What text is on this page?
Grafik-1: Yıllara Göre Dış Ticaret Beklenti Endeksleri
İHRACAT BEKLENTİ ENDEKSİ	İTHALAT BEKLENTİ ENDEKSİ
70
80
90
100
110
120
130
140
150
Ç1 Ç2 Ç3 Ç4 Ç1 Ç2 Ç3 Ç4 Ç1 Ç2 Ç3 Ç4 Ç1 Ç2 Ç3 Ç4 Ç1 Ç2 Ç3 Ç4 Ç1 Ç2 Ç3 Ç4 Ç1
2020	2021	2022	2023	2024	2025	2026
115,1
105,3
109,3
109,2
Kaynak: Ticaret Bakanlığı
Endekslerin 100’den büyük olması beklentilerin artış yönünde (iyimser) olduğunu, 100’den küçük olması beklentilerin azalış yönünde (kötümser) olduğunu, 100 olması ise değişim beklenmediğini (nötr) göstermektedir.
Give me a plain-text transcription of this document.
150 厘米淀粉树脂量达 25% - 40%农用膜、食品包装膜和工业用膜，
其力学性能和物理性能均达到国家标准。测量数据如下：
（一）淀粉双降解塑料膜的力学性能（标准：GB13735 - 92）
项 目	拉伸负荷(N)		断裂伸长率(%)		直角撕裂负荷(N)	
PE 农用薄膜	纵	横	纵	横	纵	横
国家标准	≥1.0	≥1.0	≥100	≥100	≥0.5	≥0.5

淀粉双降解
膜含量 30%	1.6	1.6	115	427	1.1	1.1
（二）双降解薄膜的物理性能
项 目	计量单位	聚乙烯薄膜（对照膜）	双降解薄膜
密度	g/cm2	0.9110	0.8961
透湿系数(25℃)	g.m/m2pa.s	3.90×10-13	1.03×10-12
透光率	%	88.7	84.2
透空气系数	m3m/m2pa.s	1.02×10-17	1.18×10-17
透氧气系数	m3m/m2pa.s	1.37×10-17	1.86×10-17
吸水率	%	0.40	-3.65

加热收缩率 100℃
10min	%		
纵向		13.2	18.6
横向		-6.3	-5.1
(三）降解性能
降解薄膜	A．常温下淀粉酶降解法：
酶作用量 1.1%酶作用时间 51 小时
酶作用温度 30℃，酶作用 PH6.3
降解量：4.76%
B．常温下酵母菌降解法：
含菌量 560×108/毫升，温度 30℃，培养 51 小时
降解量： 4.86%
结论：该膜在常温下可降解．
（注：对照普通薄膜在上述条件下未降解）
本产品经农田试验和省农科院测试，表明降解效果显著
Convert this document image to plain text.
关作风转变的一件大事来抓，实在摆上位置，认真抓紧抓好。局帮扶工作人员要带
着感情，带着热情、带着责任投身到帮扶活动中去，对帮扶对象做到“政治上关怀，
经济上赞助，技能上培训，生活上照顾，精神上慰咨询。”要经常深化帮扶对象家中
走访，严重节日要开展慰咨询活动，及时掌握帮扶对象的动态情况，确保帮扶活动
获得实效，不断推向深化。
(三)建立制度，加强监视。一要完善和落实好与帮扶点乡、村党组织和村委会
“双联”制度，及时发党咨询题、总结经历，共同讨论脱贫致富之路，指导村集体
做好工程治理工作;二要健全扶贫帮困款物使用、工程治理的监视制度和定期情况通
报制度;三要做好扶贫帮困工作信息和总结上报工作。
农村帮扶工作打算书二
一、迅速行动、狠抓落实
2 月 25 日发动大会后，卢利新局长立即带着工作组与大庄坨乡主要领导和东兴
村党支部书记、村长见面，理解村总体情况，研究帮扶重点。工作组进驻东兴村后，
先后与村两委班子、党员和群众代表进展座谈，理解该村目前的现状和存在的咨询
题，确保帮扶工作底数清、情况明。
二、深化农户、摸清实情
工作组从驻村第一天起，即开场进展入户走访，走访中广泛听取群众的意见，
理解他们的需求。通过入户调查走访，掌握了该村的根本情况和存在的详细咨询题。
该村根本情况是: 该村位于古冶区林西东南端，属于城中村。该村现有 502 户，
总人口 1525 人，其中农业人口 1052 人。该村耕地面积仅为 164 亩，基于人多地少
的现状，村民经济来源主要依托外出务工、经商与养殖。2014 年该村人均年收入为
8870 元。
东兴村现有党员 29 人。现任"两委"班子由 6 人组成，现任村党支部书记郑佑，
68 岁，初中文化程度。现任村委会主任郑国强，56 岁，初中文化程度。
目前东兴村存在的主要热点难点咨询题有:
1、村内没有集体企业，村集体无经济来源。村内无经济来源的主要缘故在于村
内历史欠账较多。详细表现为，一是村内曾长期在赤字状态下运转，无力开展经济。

= = =

Aim of the task – The answer should be a single number: the count of lines in the data that include the string "document".

Task solution – 2